• Input data:
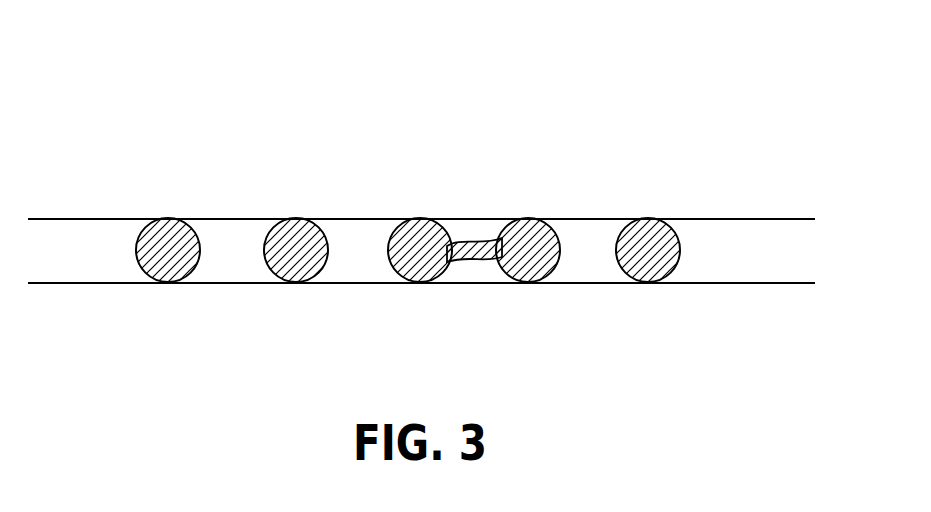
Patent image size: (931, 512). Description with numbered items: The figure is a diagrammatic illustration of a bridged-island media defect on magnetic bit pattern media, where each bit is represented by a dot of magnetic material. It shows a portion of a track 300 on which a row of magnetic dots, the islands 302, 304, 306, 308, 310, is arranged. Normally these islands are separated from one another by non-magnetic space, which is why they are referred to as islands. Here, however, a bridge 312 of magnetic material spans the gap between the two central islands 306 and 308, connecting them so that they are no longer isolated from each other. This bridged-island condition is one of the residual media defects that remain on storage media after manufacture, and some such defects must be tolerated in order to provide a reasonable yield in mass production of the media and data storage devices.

The track 300 is at (443, 104).
The island 302 is at (166, 218).
The island 304 is at (293, 218).
The island 306 is at (417, 218).
The island 308 is at (530, 218).
The island 310 is at (650, 218).
The bridge 312 is at (478, 258).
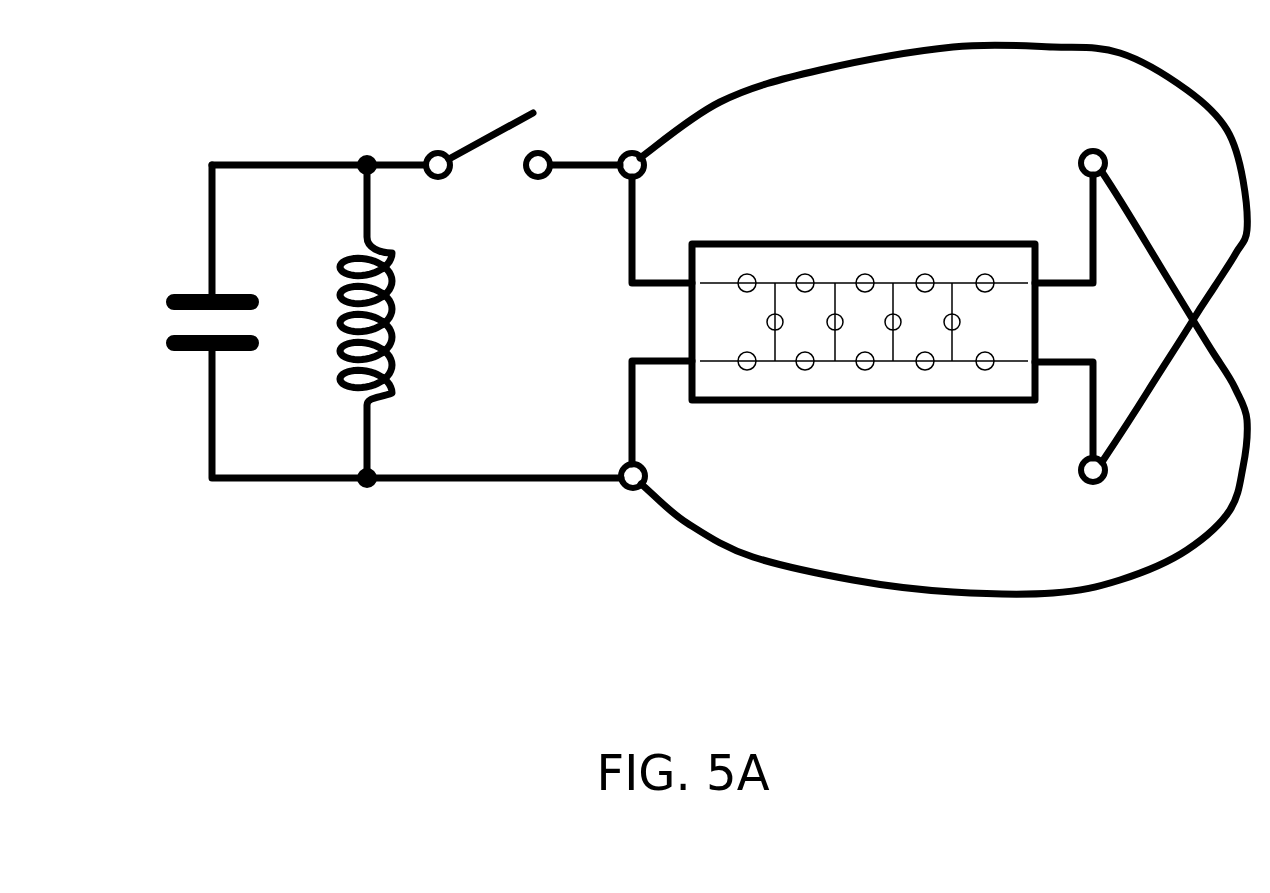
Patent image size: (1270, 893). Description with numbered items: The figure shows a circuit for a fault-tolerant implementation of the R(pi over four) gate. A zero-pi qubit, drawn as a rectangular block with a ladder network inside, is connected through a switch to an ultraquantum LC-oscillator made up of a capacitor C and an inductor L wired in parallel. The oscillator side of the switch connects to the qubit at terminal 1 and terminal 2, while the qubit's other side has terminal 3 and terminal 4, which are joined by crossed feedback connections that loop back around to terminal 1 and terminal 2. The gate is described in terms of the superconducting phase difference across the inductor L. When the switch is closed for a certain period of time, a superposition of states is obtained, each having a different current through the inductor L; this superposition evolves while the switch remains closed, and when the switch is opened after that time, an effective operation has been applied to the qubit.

The first terminal 1 is at (619, 133).
The second terminal 2 is at (620, 505).
The third terminal 3 is at (1117, 481).
The fourth terminal 4 is at (1109, 144).
The capacitor C is at (184, 326).
The inductor L is at (394, 319).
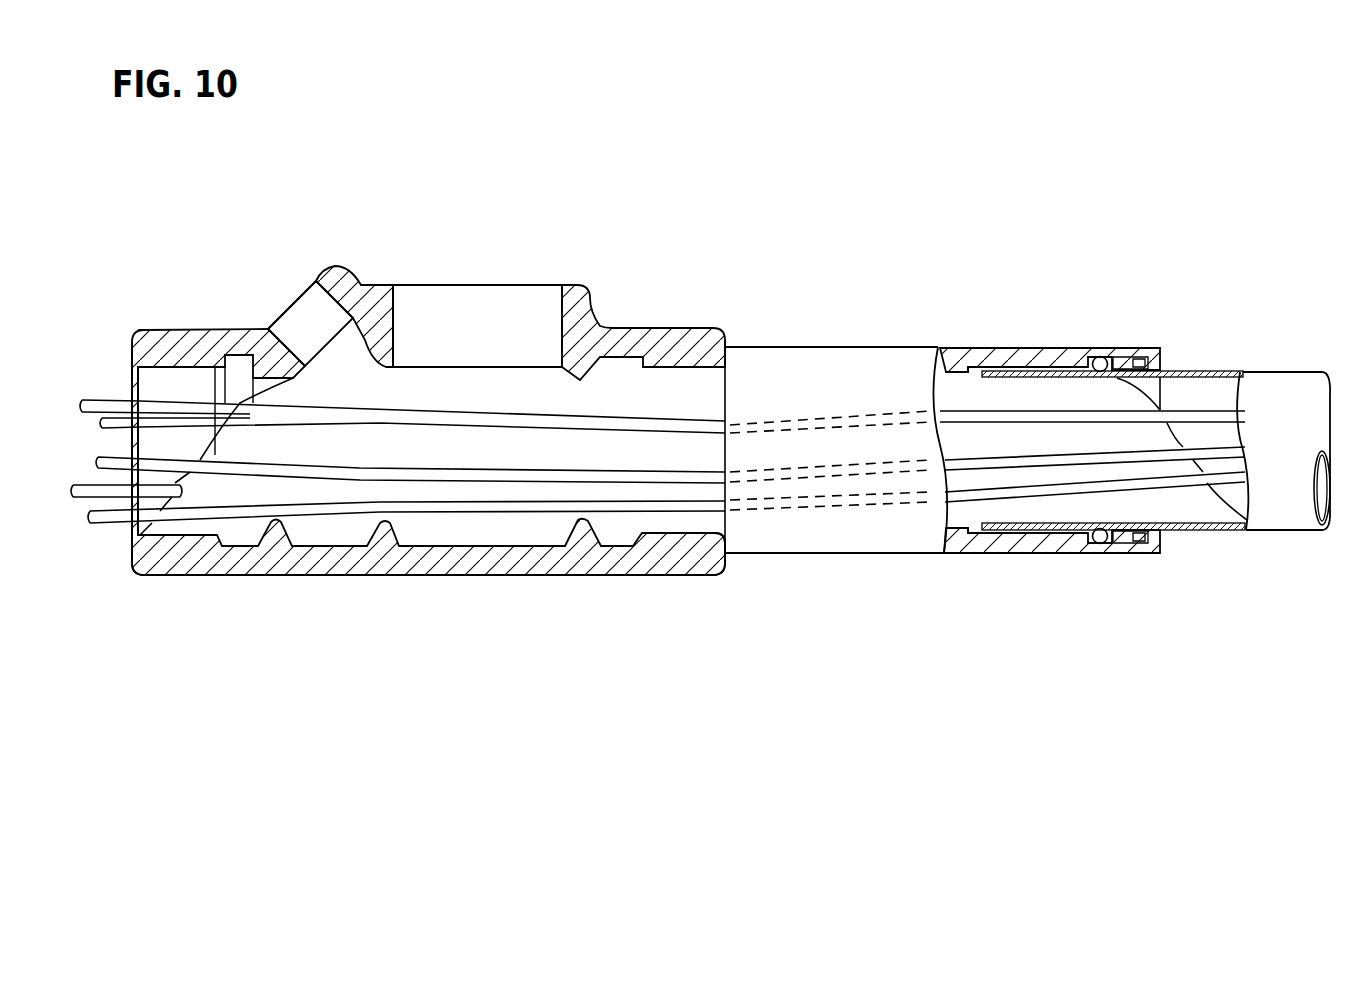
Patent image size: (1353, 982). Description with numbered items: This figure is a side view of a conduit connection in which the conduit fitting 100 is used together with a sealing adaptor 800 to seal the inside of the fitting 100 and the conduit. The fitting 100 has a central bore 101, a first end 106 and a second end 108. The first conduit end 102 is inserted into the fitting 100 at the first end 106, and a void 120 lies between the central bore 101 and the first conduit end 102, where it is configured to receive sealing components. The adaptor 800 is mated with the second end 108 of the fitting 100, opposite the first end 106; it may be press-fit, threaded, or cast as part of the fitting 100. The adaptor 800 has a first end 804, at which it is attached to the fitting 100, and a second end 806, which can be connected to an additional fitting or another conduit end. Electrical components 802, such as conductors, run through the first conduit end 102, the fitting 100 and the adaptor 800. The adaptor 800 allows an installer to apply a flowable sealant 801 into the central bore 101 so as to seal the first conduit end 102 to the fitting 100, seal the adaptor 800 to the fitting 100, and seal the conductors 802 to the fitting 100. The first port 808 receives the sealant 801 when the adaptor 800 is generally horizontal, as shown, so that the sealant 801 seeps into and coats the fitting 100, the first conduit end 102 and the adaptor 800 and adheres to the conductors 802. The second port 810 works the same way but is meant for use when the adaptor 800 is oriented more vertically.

The conduit fitting 100 is at (847, 381).
The central bore 101 is at (968, 535).
The first conduit end 102 is at (1284, 392).
The first end 106 is at (1132, 350).
The second end 108 is at (785, 535).
The void 120 is at (972, 374).
The sealing adaptor 800 is at (353, 600).
The flowable sealant 801 is at (672, 397).
The electrical components 802 is at (634, 507).
The first end 804 is at (703, 567).
The second end 806 is at (157, 562).
The first port 808 is at (476, 307).
The second port 810 is at (310, 305).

• Objective: Copy the records word for word, starting at the beginning of the records and ending with the line that contains "The bridge 312 is at (478, 258).", including that line. Leave the pictures out of your copy.

• Solution to the problem:
Patent image size: (931, 512). Description with numbered items: The figure is a diagrammatic illustration of a bridged-island media defect on magnetic bit pattern media, where each bit is represented by a dot of magnetic material. It shows a portion of a track 300 on which a row of magnetic dots, the islands 302, 304, 306, 308, 310, is arranged. Normally these islands are separated from one another by non-magnetic space, which is why they are referred to as islands. Here, however, a bridge 312 of magnetic material spans the gap between the two central islands 306 and 308, connecting them so that they are no longer isolated from each other. This bridged-island condition is one of the residual media defects that remain on storage media after manufacture, and some such defects must be tolerated in order to provide a reasonable yield in mass production of the media and data storage devices.

The track 300 is at (443, 104).
The island 302 is at (166, 218).
The island 304 is at (293, 218).
The island 306 is at (417, 218).
The island 308 is at (530, 218).
The island 310 is at (650, 218).
The bridge 312 is at (478, 258).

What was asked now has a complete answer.